* PROMPT: Locate the lines where "previous" occurs and copy them as they stand.

_ _ _ _

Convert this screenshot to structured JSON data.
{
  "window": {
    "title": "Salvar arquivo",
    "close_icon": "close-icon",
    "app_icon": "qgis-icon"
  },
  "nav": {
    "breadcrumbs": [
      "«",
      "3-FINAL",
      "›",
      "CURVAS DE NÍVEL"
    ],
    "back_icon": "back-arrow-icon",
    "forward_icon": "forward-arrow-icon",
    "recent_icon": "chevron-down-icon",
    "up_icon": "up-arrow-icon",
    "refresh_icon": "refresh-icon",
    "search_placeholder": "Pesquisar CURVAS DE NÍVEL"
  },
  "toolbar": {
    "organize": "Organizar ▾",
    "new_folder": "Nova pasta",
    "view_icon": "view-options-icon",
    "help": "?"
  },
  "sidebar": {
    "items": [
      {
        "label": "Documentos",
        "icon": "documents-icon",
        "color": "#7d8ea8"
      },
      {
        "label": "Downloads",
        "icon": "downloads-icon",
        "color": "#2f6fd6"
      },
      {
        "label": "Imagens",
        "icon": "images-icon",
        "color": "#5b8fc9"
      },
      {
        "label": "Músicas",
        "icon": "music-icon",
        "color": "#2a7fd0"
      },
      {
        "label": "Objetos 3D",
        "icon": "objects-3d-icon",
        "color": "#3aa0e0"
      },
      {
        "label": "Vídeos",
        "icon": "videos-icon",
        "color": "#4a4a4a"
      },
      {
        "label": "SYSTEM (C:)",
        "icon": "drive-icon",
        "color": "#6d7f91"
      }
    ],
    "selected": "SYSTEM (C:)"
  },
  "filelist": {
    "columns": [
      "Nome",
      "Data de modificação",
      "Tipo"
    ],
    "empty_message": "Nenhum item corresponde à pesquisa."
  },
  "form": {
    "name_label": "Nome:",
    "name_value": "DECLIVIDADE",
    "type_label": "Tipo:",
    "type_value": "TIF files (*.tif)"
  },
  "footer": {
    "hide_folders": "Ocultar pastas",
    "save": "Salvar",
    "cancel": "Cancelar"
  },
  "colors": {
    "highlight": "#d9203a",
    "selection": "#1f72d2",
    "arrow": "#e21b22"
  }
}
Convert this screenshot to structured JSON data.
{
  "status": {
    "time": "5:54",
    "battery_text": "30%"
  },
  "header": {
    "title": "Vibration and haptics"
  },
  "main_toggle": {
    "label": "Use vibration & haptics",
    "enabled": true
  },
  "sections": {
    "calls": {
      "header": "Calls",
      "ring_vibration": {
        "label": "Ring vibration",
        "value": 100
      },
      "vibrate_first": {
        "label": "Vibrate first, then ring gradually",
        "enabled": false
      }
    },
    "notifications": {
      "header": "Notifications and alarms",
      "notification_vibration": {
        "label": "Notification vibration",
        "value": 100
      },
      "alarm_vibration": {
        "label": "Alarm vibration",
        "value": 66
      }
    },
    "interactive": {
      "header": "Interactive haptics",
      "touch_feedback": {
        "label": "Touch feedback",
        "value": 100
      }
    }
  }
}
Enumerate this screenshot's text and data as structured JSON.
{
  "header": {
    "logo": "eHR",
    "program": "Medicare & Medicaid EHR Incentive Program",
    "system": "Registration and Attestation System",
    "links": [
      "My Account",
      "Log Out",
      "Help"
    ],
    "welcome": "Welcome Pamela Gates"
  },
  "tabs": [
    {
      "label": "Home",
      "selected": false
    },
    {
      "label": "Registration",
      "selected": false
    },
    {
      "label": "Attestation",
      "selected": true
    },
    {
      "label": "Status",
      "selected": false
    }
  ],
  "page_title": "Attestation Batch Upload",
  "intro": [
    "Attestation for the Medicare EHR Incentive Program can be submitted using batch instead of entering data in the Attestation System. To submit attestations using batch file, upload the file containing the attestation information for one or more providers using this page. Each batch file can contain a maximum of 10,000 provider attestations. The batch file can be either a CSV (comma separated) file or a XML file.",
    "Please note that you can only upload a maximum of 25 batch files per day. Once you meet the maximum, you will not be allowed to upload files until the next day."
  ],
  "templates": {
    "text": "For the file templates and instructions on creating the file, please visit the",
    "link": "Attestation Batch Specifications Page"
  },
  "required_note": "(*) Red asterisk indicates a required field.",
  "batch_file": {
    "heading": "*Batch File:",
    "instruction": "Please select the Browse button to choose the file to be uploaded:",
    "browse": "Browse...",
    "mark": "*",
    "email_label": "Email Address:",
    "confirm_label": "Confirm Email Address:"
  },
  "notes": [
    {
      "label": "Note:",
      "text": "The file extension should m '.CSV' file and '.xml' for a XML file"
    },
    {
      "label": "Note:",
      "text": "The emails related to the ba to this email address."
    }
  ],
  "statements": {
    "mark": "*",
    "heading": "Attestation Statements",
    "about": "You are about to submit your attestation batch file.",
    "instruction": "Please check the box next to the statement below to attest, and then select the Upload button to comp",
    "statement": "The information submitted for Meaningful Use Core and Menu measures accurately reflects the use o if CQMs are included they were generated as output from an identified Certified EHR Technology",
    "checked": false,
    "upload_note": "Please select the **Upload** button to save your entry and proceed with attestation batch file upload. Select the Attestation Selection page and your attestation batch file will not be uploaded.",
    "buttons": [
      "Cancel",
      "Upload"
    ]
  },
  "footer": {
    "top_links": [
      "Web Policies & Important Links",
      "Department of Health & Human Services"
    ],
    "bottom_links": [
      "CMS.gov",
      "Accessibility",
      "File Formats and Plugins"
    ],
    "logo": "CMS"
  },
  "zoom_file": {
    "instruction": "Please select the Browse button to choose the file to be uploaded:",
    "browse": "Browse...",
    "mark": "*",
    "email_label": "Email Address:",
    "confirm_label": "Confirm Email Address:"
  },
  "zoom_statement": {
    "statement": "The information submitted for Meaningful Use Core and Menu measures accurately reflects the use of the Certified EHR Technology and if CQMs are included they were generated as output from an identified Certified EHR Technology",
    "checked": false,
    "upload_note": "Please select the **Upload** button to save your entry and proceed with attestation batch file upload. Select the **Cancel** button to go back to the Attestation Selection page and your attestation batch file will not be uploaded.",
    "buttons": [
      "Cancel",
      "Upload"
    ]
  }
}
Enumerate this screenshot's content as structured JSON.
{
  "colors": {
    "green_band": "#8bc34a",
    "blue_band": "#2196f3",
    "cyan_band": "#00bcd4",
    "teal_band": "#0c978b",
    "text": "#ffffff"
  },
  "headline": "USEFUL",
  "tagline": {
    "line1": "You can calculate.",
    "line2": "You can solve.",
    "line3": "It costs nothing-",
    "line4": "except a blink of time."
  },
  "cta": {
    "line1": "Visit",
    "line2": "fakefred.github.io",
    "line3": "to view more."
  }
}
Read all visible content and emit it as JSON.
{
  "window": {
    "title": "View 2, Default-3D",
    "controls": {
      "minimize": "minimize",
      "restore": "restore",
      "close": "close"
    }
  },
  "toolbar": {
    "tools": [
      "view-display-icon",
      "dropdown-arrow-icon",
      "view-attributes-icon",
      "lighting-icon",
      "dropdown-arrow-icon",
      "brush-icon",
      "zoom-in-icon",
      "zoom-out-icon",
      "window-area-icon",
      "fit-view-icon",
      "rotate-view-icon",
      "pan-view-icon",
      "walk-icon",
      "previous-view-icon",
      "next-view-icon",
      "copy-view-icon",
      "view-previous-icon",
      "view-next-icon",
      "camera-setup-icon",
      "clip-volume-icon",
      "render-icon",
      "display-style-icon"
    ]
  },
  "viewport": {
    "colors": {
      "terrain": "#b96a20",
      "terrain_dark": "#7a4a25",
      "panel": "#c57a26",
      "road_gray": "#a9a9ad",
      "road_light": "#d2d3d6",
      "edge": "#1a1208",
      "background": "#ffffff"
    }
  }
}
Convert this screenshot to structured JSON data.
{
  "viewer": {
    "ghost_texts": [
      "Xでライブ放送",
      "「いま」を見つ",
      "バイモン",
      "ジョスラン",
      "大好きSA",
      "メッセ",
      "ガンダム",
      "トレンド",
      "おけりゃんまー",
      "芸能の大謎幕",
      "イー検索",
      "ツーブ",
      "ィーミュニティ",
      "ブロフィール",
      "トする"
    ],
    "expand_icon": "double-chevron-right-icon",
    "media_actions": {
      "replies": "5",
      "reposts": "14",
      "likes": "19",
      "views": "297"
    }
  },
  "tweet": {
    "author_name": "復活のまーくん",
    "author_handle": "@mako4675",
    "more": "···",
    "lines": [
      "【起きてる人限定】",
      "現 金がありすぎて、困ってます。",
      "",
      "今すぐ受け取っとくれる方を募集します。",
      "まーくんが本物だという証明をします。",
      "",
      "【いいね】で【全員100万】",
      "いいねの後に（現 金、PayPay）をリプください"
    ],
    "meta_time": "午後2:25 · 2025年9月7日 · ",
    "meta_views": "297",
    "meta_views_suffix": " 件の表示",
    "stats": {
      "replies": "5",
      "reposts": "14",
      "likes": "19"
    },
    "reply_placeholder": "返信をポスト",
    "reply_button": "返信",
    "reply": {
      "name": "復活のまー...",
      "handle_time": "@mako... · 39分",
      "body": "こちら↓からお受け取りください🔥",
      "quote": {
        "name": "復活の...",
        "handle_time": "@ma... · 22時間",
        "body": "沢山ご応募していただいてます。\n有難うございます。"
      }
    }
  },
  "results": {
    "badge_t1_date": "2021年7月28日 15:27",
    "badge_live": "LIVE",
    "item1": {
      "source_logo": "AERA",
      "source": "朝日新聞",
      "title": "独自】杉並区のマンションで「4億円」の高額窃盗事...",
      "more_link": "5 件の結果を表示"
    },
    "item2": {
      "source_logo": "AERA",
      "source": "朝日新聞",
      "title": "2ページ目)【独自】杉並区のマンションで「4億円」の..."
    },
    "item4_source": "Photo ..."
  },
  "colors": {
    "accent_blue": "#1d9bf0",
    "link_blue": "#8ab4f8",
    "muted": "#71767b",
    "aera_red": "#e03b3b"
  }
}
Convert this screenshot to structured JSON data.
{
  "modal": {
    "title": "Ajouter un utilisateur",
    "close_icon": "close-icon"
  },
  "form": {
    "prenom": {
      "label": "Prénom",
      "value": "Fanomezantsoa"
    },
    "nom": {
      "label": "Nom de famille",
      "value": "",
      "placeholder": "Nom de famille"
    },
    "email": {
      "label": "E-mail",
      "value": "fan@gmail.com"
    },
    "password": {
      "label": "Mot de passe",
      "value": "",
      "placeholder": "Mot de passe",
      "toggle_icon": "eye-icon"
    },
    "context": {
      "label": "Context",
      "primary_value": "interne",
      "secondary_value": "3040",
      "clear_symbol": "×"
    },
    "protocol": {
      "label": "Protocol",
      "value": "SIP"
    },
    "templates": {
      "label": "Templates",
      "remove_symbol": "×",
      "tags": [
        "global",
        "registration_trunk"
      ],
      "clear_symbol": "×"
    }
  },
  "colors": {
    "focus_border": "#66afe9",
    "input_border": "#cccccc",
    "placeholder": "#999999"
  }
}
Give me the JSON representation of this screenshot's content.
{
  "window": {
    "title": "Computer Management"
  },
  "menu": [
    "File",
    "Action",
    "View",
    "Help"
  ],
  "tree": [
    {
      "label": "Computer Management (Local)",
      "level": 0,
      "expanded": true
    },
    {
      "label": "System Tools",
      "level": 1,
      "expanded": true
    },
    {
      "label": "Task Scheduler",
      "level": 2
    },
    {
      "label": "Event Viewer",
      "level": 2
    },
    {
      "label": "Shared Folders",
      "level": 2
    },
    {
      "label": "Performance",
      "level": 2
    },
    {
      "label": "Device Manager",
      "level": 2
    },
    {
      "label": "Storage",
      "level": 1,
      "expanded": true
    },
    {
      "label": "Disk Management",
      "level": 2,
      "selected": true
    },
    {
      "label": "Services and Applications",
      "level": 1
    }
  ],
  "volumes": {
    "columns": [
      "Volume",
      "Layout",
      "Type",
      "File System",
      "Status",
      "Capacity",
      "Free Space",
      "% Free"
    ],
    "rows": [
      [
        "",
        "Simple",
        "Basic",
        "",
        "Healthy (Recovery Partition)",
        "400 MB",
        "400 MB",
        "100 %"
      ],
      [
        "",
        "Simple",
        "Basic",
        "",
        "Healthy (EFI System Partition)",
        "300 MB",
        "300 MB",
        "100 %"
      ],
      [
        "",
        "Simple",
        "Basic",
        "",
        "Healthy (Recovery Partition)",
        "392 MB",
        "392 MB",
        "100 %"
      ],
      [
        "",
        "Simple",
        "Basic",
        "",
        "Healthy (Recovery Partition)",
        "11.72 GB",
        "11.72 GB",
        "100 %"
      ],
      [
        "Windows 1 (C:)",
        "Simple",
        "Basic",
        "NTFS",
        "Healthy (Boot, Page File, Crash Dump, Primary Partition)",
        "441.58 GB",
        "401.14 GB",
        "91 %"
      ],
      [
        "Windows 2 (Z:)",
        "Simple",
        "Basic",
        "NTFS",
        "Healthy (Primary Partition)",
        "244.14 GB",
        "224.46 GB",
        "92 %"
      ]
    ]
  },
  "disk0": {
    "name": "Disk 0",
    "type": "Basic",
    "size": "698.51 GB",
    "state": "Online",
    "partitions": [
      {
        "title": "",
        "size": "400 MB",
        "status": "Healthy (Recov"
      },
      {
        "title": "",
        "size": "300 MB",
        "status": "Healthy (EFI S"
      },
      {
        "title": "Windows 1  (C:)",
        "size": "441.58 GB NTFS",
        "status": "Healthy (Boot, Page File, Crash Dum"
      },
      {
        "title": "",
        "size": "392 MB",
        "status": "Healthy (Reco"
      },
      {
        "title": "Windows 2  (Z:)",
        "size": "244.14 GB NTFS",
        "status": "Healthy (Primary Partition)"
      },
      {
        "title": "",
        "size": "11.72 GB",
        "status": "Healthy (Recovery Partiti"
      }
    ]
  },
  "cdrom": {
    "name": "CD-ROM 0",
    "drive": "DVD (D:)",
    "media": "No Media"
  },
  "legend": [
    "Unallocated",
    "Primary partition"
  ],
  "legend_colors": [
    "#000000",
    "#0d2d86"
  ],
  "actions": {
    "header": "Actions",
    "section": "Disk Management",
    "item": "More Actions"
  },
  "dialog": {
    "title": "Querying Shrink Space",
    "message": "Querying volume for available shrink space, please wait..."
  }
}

_ _ _ _

* WRITTEN ANSWER:
      "previous-view-icon",
      "view-previous-icon",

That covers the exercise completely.